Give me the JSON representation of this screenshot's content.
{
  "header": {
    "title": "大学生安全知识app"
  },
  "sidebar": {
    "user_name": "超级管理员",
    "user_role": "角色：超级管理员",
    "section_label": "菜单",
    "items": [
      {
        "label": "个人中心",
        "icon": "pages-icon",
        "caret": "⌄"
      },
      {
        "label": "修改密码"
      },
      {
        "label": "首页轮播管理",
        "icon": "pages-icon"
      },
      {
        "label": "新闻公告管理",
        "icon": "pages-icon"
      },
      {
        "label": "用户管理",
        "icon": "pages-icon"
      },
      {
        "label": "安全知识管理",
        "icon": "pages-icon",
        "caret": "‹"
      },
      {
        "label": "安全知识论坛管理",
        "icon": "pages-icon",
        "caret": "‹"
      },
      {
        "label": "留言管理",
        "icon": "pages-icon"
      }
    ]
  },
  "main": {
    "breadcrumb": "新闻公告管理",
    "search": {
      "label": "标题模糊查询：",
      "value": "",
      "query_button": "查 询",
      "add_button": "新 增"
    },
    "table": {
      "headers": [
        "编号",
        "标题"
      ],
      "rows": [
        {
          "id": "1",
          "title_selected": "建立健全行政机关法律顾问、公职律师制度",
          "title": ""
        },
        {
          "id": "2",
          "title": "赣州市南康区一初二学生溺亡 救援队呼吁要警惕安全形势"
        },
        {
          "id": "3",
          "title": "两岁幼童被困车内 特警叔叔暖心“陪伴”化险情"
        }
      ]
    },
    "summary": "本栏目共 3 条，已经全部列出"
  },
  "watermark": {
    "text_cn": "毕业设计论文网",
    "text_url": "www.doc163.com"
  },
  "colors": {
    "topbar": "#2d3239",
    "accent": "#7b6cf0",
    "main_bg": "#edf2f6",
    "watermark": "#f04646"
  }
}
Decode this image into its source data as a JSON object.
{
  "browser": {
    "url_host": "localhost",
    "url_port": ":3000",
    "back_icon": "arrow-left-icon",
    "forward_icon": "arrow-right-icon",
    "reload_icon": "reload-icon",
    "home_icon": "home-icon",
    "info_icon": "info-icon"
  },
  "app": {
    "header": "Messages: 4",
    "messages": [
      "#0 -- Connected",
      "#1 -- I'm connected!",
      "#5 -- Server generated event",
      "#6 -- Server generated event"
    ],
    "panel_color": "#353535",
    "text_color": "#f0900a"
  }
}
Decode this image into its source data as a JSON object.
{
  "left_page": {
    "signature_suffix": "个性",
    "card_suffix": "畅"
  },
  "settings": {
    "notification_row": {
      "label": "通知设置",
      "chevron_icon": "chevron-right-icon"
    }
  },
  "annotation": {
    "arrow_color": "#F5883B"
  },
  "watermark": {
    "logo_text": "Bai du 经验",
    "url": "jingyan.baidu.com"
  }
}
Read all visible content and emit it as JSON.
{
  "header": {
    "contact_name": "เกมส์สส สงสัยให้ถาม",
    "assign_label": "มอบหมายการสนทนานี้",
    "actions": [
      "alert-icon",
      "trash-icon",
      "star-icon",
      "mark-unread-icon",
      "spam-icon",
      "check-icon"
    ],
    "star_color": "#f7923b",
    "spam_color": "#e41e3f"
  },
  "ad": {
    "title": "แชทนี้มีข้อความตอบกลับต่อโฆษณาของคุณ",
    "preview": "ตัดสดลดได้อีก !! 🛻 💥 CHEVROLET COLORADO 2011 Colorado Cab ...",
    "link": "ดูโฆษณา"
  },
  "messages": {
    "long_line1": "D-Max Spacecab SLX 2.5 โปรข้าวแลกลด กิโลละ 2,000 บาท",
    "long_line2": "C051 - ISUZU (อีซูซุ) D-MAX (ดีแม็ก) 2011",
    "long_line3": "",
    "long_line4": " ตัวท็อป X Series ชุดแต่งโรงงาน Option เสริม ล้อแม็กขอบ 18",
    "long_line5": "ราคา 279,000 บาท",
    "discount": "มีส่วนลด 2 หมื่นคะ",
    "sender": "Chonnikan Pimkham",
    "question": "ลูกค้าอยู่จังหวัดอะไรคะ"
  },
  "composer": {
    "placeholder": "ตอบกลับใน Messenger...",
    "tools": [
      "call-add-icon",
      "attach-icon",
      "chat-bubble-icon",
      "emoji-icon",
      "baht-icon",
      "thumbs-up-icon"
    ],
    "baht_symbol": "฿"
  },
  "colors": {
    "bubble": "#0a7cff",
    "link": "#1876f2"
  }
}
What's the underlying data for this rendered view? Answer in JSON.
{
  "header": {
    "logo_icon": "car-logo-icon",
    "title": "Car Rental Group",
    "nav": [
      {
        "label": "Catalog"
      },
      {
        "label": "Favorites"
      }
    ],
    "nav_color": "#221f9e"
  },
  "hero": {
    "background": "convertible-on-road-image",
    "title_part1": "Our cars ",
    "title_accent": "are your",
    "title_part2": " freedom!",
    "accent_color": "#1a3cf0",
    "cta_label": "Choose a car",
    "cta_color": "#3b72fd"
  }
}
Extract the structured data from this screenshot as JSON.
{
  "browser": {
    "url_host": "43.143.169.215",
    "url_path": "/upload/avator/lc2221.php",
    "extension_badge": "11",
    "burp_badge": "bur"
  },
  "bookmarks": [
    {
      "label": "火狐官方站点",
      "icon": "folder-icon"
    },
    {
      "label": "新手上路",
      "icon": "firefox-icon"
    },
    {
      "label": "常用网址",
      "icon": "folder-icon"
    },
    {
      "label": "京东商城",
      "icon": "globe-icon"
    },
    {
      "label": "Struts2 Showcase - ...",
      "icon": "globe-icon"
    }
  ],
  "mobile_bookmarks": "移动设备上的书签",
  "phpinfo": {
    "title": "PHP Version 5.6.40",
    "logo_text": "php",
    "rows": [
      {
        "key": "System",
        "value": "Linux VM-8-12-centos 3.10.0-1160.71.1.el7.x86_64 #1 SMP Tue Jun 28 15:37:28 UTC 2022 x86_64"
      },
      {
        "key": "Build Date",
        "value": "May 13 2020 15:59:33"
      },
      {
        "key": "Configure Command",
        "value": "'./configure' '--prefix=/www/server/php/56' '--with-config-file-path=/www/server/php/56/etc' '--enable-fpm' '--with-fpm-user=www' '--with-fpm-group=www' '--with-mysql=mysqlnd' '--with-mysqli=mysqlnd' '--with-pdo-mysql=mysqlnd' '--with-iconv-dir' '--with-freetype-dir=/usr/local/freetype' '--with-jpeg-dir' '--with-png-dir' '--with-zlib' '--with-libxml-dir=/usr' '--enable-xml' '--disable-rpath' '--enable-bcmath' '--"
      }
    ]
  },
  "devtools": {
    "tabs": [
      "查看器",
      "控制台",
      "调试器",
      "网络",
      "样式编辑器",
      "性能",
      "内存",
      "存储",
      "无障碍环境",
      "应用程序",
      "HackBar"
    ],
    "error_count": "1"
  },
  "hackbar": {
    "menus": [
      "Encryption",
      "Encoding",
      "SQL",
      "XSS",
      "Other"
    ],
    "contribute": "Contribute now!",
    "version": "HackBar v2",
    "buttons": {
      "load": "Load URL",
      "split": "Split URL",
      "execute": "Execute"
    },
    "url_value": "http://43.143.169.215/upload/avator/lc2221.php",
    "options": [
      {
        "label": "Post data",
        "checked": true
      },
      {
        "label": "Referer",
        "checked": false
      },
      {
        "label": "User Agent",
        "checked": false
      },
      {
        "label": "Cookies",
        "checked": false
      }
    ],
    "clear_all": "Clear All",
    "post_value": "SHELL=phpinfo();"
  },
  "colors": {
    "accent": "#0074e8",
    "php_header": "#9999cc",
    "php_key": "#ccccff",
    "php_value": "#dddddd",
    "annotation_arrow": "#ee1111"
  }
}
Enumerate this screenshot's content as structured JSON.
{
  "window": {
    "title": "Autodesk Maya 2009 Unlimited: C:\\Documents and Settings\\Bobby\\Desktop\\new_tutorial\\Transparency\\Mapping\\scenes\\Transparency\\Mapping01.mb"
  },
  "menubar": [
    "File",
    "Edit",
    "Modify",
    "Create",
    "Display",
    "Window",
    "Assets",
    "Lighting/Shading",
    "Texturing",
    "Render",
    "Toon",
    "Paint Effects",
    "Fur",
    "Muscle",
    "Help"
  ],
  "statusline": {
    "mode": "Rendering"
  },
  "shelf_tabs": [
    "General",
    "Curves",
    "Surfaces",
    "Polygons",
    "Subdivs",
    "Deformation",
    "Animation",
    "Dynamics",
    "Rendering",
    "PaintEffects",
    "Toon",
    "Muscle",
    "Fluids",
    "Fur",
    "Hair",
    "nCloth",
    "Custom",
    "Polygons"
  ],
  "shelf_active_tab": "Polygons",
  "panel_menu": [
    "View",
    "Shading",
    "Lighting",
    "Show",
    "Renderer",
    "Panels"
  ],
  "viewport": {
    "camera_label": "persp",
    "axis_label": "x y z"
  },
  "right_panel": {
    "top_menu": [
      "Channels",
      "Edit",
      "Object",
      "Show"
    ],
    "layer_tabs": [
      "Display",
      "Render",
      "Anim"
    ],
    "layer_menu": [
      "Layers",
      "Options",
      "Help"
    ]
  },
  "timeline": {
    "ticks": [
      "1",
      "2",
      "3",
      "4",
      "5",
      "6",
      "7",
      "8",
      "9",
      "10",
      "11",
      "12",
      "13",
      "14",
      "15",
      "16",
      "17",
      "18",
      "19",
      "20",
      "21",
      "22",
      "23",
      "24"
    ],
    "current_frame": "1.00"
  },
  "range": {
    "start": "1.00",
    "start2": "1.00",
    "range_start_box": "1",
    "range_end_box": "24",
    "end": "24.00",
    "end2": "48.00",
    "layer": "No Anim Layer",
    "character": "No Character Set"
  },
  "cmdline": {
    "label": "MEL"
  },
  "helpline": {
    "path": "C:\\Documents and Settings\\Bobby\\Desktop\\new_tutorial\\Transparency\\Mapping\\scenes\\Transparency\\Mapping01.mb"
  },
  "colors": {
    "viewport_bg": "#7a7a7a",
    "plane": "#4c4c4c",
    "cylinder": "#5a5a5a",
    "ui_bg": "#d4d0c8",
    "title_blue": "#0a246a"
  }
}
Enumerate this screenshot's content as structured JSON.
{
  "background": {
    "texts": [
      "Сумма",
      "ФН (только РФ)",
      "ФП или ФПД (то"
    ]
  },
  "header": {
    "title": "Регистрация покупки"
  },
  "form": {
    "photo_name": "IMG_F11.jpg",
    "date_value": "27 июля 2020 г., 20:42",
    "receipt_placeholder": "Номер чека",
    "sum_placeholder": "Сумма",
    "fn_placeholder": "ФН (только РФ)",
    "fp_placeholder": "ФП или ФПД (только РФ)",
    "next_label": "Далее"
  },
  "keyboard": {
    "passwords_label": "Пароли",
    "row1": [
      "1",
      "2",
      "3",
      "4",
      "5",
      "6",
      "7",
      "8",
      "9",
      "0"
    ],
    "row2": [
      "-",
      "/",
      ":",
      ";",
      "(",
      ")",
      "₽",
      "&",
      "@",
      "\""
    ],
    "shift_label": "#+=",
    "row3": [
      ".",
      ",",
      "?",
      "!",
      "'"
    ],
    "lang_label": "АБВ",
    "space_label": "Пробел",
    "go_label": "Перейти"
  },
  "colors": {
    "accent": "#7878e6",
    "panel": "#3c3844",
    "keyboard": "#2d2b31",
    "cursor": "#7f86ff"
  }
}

§

=== Your goal ===
Pull out every line in the material above where "upload" occurs.

=== The completed task ===
    "url_path": "/upload/avator/lc2221.php",
    "url_value": "http://43.143.169.215/upload/avator/lc2221.php",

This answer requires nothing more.